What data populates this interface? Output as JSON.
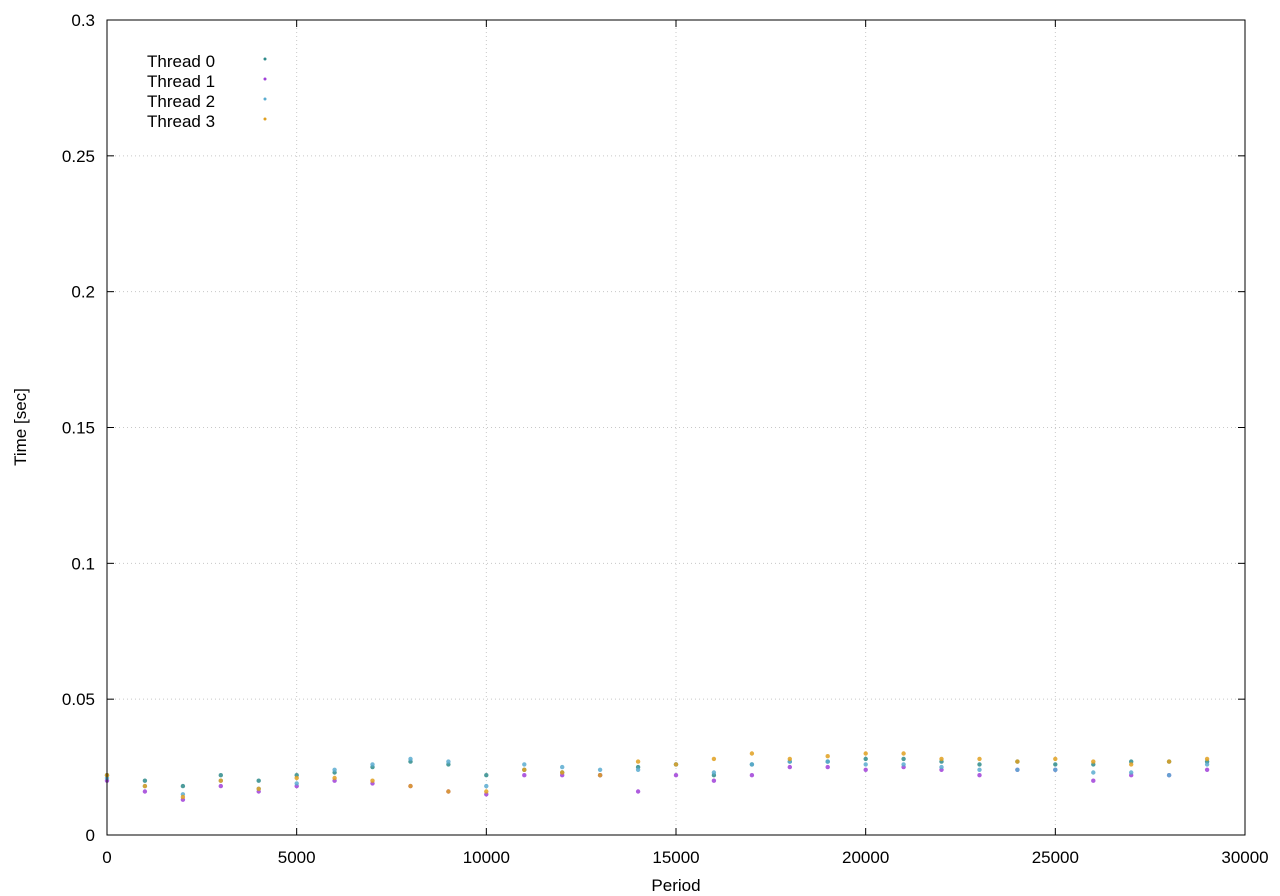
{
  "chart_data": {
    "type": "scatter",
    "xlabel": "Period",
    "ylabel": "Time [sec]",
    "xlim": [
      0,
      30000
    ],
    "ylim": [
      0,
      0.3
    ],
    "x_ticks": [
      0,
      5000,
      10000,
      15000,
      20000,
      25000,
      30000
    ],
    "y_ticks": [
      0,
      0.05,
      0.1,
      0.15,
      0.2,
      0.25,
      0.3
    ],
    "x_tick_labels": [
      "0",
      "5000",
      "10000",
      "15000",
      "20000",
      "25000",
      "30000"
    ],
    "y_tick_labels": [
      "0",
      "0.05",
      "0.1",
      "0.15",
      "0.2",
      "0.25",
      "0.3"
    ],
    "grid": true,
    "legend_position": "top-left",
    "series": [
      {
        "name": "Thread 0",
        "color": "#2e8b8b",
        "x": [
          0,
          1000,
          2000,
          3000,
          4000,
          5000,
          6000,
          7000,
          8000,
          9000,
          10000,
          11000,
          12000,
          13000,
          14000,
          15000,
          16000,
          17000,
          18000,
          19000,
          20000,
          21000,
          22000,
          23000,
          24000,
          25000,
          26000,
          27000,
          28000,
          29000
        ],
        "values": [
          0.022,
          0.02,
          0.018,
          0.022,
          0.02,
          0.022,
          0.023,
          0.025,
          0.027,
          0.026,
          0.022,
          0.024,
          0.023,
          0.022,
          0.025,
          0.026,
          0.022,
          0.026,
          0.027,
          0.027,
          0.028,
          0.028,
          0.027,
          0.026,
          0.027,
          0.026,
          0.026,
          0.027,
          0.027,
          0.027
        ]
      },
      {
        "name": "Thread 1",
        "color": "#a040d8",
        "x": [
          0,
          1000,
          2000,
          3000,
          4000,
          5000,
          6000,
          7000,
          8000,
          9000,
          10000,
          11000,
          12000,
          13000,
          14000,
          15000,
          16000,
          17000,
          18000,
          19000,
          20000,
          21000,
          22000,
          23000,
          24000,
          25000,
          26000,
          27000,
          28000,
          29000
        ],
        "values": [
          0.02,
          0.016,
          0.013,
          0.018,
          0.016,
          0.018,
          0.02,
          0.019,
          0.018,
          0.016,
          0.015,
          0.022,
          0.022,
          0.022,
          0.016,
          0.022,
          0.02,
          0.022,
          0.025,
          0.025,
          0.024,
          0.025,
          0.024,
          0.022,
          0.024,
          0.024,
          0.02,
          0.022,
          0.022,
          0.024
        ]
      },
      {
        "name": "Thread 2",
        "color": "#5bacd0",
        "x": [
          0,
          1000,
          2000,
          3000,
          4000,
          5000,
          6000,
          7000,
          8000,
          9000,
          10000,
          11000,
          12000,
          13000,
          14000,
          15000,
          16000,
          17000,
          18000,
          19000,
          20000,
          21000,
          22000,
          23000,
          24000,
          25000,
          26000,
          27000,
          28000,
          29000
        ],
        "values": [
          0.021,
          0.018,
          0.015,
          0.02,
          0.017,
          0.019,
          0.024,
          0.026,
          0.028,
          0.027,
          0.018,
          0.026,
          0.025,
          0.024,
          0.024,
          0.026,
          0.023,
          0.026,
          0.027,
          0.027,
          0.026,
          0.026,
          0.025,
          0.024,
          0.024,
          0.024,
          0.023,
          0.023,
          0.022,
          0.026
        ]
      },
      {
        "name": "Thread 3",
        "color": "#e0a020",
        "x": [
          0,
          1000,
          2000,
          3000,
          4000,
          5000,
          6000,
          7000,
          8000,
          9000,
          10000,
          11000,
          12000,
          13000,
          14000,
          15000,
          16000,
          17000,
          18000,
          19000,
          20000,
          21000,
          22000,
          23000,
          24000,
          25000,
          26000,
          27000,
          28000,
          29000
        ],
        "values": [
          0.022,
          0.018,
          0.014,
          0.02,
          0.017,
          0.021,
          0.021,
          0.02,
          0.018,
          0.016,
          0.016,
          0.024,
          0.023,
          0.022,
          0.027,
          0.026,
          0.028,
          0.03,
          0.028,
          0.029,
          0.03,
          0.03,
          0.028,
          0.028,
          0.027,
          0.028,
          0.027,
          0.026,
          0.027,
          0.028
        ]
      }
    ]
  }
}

------------------------------------------------

**Stated exercise**: Show all lines in the entries above where the string "color" appears.

**Written answer**:
        "color": "#2e8b8b",
        "color": "#a040d8",
        "color": "#5bacd0",
        "color": "#e0a020",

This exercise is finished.